▶ [Dataset extract]:
·····

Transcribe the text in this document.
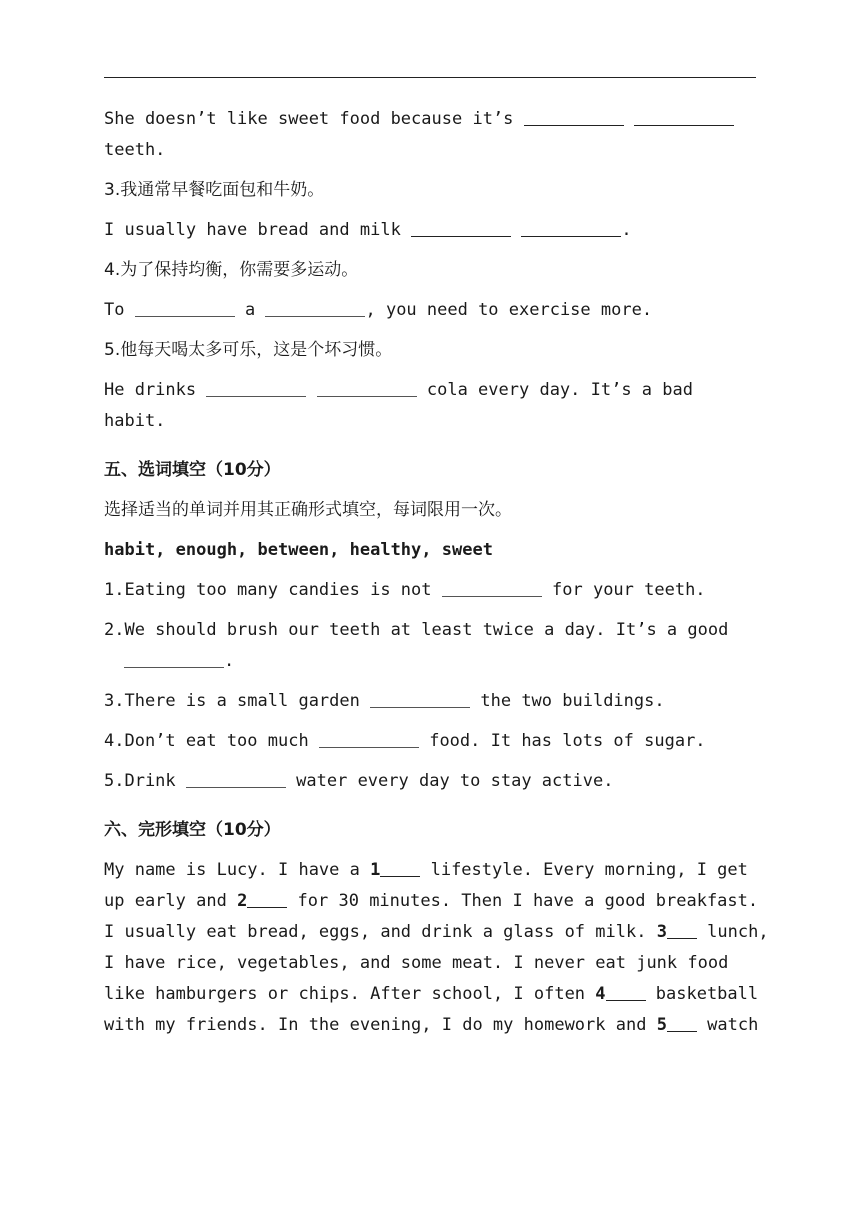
She doesn’t like sweet food because it’s

teeth.

3.我通常早餐吃面包和牛奶。

I usually have bread and milk	.

4.为了保持均衡，你需要多运动。

To	a	, you need to exercise more.

5.他每天喝太多可乐，这是个坏习惯。

He drinks	cola every day. It’s a bad

habit.

五、选词填空（10分）

选择适当的单词并用其正确形式填空，每词限用一次。

habit, enough, between, healthy, sweet

1.Eating too many candies is not	for your teeth.

2.We should brush our teeth at least twice a day. It’s a good

.

3.There is a small garden	the two buildings.

4.Don’t eat too much	food. It has lots of sugar.

5.Drink	water every day to stay active.

六、完形填空（10分）

My name is Lucy. I have a 1 lifestyle. Every morning, I get

up early and 2 for 30 minutes. Then I have a good breakfast.

I usually eat bread, eggs, and drink a glass of milk. 3 lunch,

I have rice, vegetables, and some meat. I never eat junk food

like hamburgers or chips. After school, I often 4 basketball

with my friends. In the evening, I do my homework and 5 watch
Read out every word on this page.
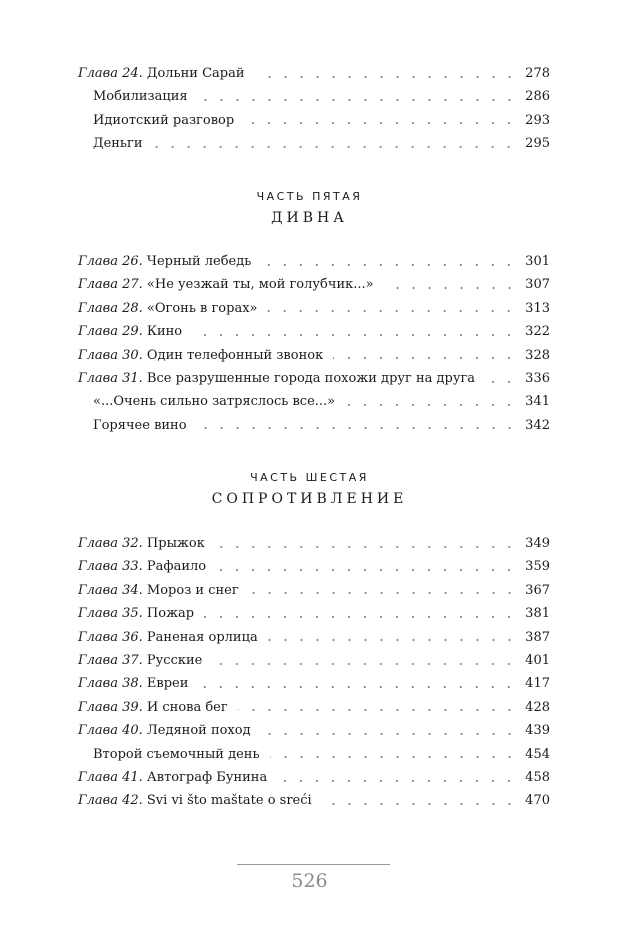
Глава 24. Дольни Сарай	278
Мобилизация	286
Идиотский разговор	293
Деньги	295
ЧАСТЬ ПЯТАЯ
ДИВНА
Глава 26. Черный лебедь	301
Глава 27. «Не уезжай ты, мой голубчик...»	307
Глава 28. «Огонь в горах»	313
Глава 29. Кино	322
Глава 30. Один телефонный звонок	328
Глава 31. Все разрушенные города похожи друг на друга	336
«...Очень сильно затряслось все...»	341
Горячее вино	342
ЧАСТЬ ШЕСТАЯ
СОПРОТИВЛЕНИЕ
Глава 32. Прыжок	349
Глава 33. Рафаило	359
Глава 34. Мороз и снег	367
Глава 35. Пожар	381
Глава 36. Раненая орлица	387
Глава 37. Русские	401
Глава 38. Евреи	417
Глава 39. И снова бег	428
Глава 40. Ледяной поход	439
Второй съемочный день	454
Глава 41. Автограф Бунина	458
Глава 42. Svi vi što maštate o sreći	470
526
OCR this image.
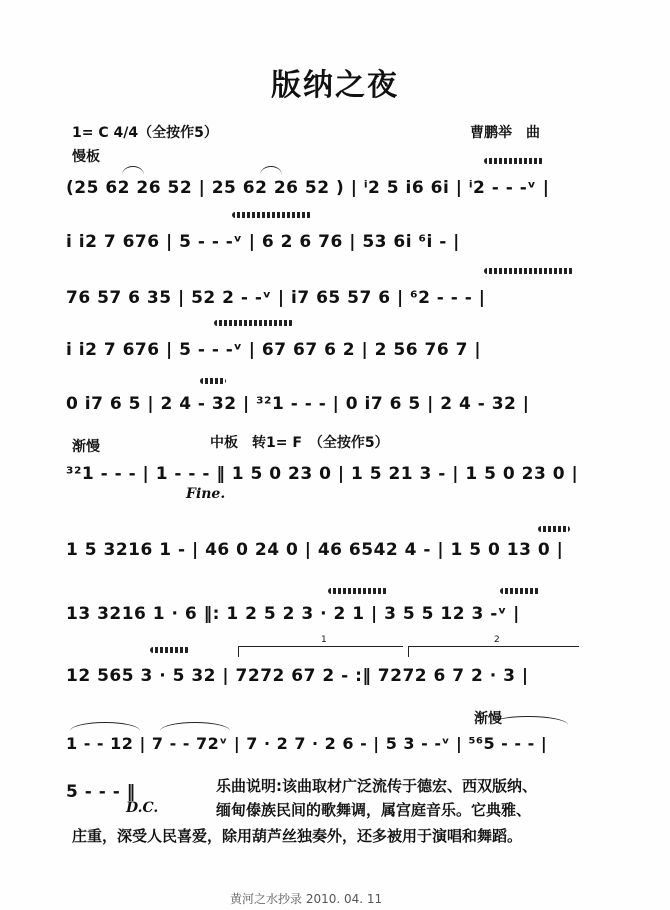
版纳之夜
1= C 4/4（全按作5）	曹鹏举　曲
慢板
1	2
(25 62 26 52 | 25 62 26 52 ) | ⁱ2 5 i6 6i | ⁱ2 - - -ᵛ |
i i2 7 676 | 5 - - -ᵛ | 6 2 6 76 | 53 6i ⁶i - |
76 57 6 35 | 52 2 - -ᵛ | i7 65 57 6 | ⁶2 - - - |
i i2 7 676 | 5 - - -ᵛ | 67 67 6 2 | 2 56 76 7 |
0 i7 6 5 | 2 4 - 32 | ³²1 - - - | 0 i7 6 5 | 2 4 - 32 |
渐慢	中板　转1= F　（全按作5）
³²1 - - - | 1 - - - ‖ 1 5 0 23 0 | 1 5 21 3 - | 1 5 0 23 0 |
Fine.
1 5 3216 1 - | 46 0 24 0 | 46 6542 4 - | 1 5 0 13 0 |
13 3216 1 · 6 ‖: 1 2 5 2 3 · 2 1 | 3 5 5 12 3 -ᵛ |
12 565 3 · 5 32 | 7272 67 2 - :‖ 7272 6 7 2 · 3 |
渐慢
1 - - 12 | 7 - - 72ᵛ | 7 · 2 7 · 2 6 - | 5 3 - -ᵛ | ⁵⁶5 - - - |
5 - - - ‖
D.C.
乐曲说明:该曲取材广泛流传于德宏、西双版纳、
缅甸傣族民间的歌舞调，属宫庭音乐。它典雅、
庄重，深受人民喜爱，除用葫芦丝独奏外，还多被用于演唱和舞蹈。
黄河之水抄录 2010. 04. 11
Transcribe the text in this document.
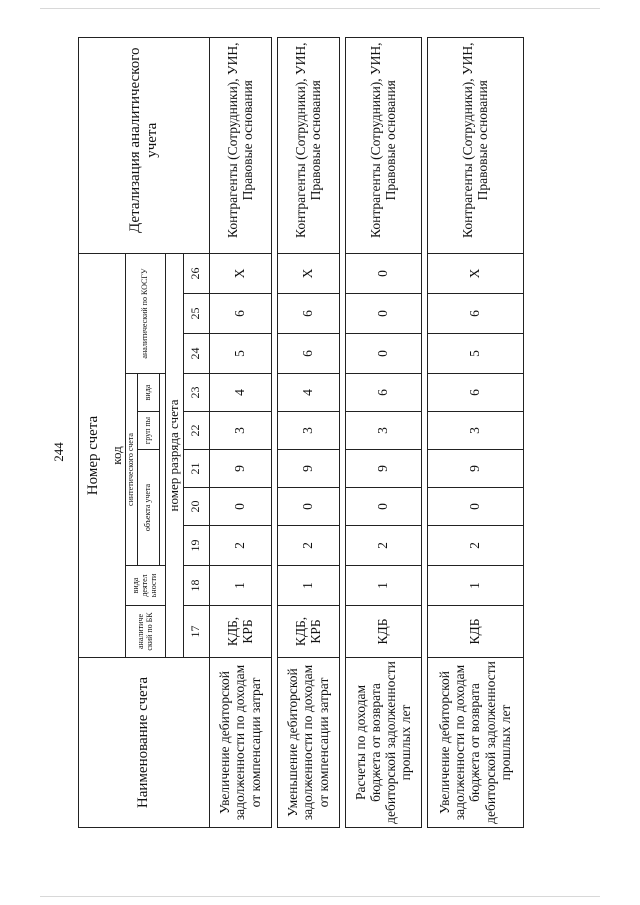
244
Наименование счета	Номер счета											Детализация аналитического учета
	код											
	аналитиче ский по БК	вида деятел ьности	синтетического счета					аналитический по КОСГУ				
			объекта учета			груп пы	вида					

	номер разряда счета											
	17	18	19	20	21	22	23	24	25	26		
Увеличение дебиторской задолженности по доходам от компенсации затрат	КДБ, КРБ	1	2	0	9	3	4	5	6	Х		Контрагенты (Сотрудники), УИН, Правовые основания

Уменьшение дебиторской задолженности по доходам от компенсации затрат	КДБ, КРБ	1	2	0	9	3	4	6	6	Х		Контрагенты (Сотрудники), УИН, Правовые основания

Расчеты по доходам бюджета от возврата дебиторской задолженности прошлых лет	КДБ	1	2	0	9	3	6	0	0	0		Контрагенты (Сотрудники), УИН, Правовые основания

Увеличение дебиторской задолженности по доходам бюджета от возврата дебиторской задолженности прошлых лет	КДБ	1	2	0	9	3	6	5	6	Х		Контрагенты (Сотрудники), УИН, Правовые основания
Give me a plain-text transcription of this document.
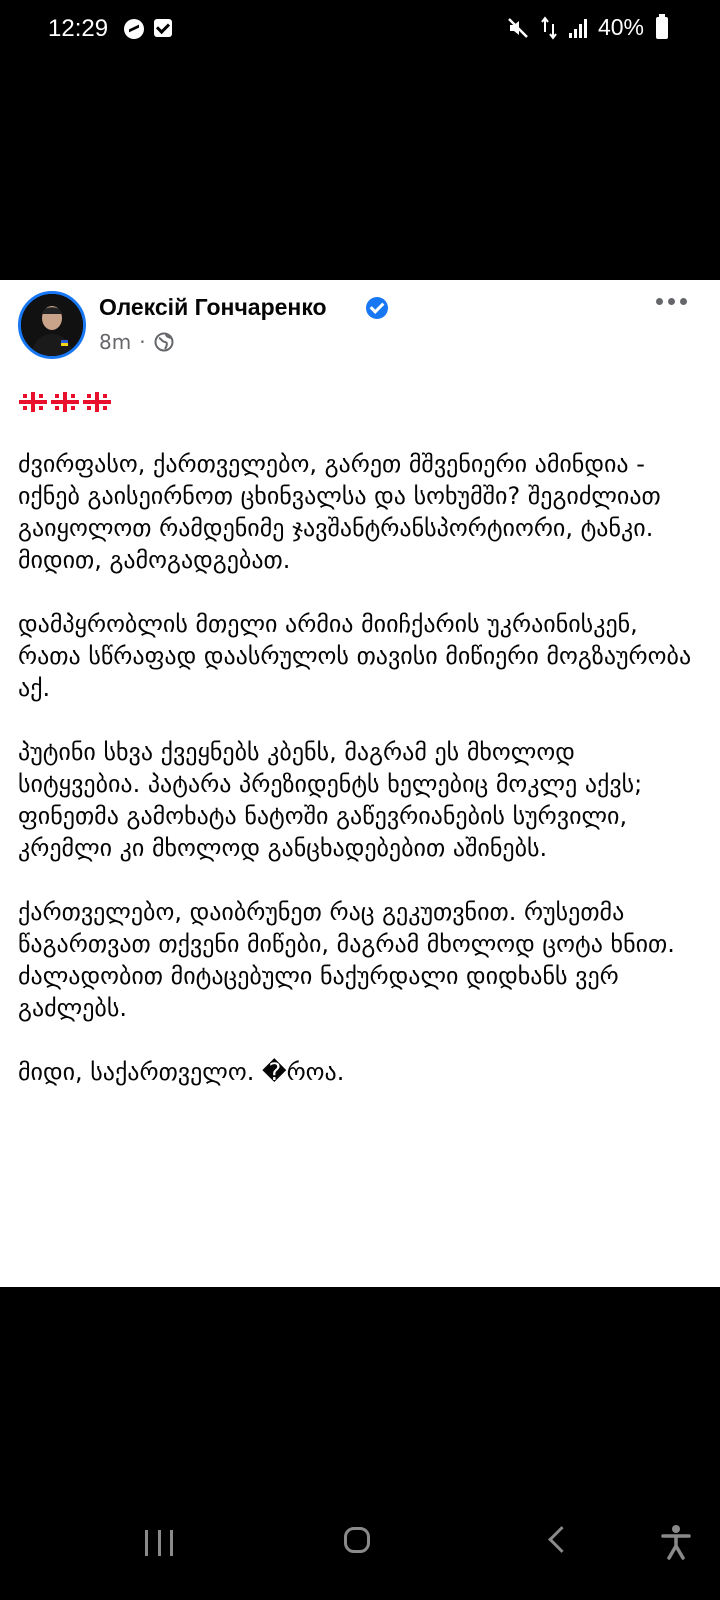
12:29	40%
Олексій Гончаренко
8m ·

ძვირფასო, ქართველებო, გარეთ მშვენიერი ამინდია - იქნებ გაისეირნოთ ცხინვალსა და სოხუმში? შეგიძლიათ გაიყოლოთ რამდენიმე ჯავშანტრანსპორტიორი, ტანკი. მიდით, გამოგადგებათ.

დამპყრობლის მთელი არმია მიიჩქარის უკრაინისკენ, რათა სწრაფად დაასრულოს თავისი მიწიერი მოგზაურობა აქ.

პუტინი სხვა ქვეყნებს კბენს, მაგრამ ეს მხოლოდ სიტყვებია. პატარა პრეზიდენტს ხელებიც მოკლე აქვს; ფინეთმა გამოხატა ნატოში გაწევრიანების სურვილი, კრემლი კი მხოლოდ განცხადებებით აშინებს.

ქართველებო, დაიბრუნეთ რაც გეკუთვნით. რუსეთმა წაგართვათ თქვენი მიწები, მაგრამ მხოლოდ ცოტა ხნით. ძალადობით მიტაცებული ნაქურდალი დიდხანს ვერ გაძლებს.

მიდი, საქართველო. �როა.
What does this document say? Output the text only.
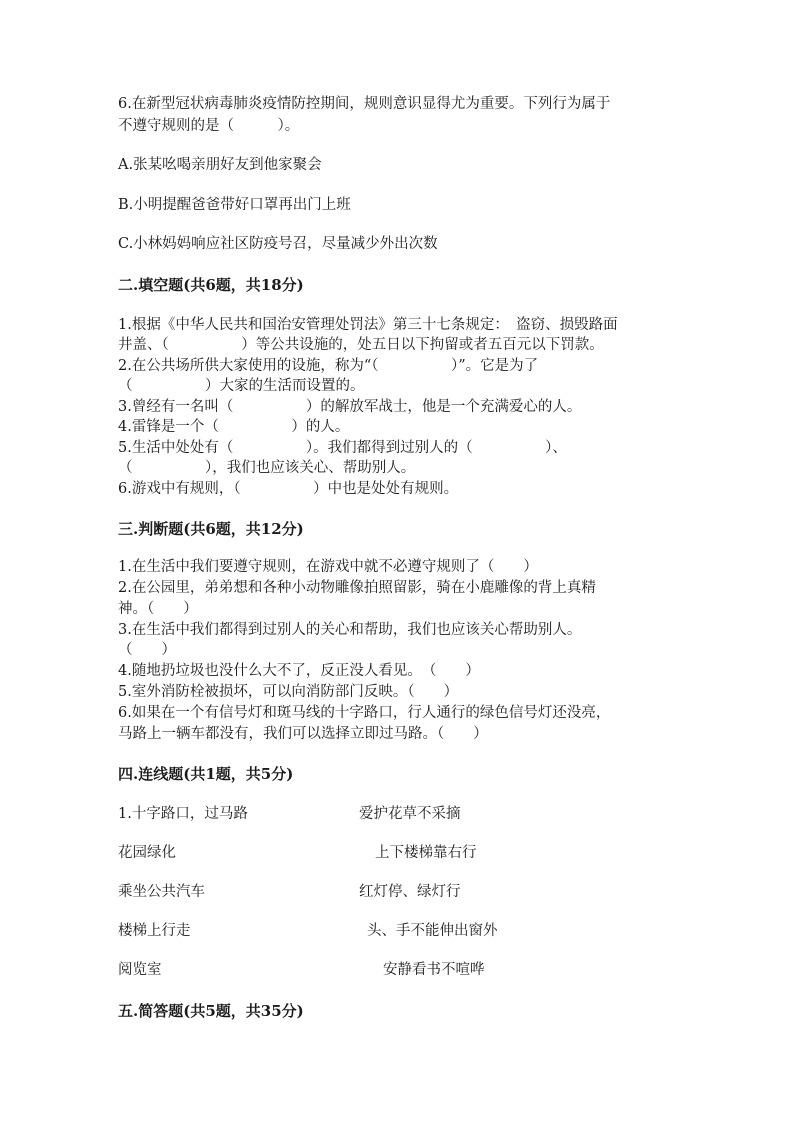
6.在新型冠状病毒肺炎疫情防控期间，规则意识显得尤为重要。下列行为属于
不遵守规则的是（　　　）。
A.张某吆喝亲朋好友到他家聚会
B.小明提醒爸爸带好口罩再出门上班
C.小林妈妈响应社区防疫号召，尽量减少外出次数
二.填空题(共6题，共18分)
1.根据《中华人民共和国治安管理处罚法》第三十七条规定：　盗窃、损毁路面
井盖、（　　　　　）等公共设施的，处五日以下拘留或者五百元以下罚款。
2.在公共场所供大家使用的设施，称为“（　　　　　）”。它是为了
（　　　　　）大家的生活而设置的。
3.曾经有一名叫（　　　　　）的解放军战士，他是一个充满爱心的人。
4.雷锋是一个（　　　　　）的人。
5.生活中处处有（　　　　　）。我们都得到过别人的（　　　　　）、
（　　　　　），我们也应该关心、帮助别人。
6.游戏中有规则，（　　　　　）中也是处处有规则。
三.判断题(共6题，共12分)
1.在生活中我们要遵守规则，在游戏中就不必遵守规则了（　　）
2.在公园里，弟弟想和各种小动物雕像拍照留影，骑在小鹿雕像的背上真精
神。（　　）
3.在生活中我们都得到过别人的关心和帮助，我们也应该关心帮助别人。
（　　）
4.随地扔垃圾也没什么大不了，反正没人看见。　（　　）
5.室外消防栓被损坏，可以向消防部门反映。（　　）
6.如果在一个有信号灯和斑马线的十字路口，行人通行的绿色信号灯还没亮，
马路上一辆车都没有，我们可以选择立即过马路。（　　）
四.连线题(共1题，共5分)
1.十字路口，过马路	爱护花草不采摘
花园绿化	上下楼梯靠右行
乘坐公共汽车	红灯停、绿灯行
楼梯上行走	头、手不能伸出窗外
阅览室	安静看书不喧哗
五.简答题(共5题，共35分)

·····

Select and copy every line from the records that includes the word "teeth".

teeth.
1.Eating too many candies is not	for your teeth.
2.We should brush our teeth at least twice a day. It’s a good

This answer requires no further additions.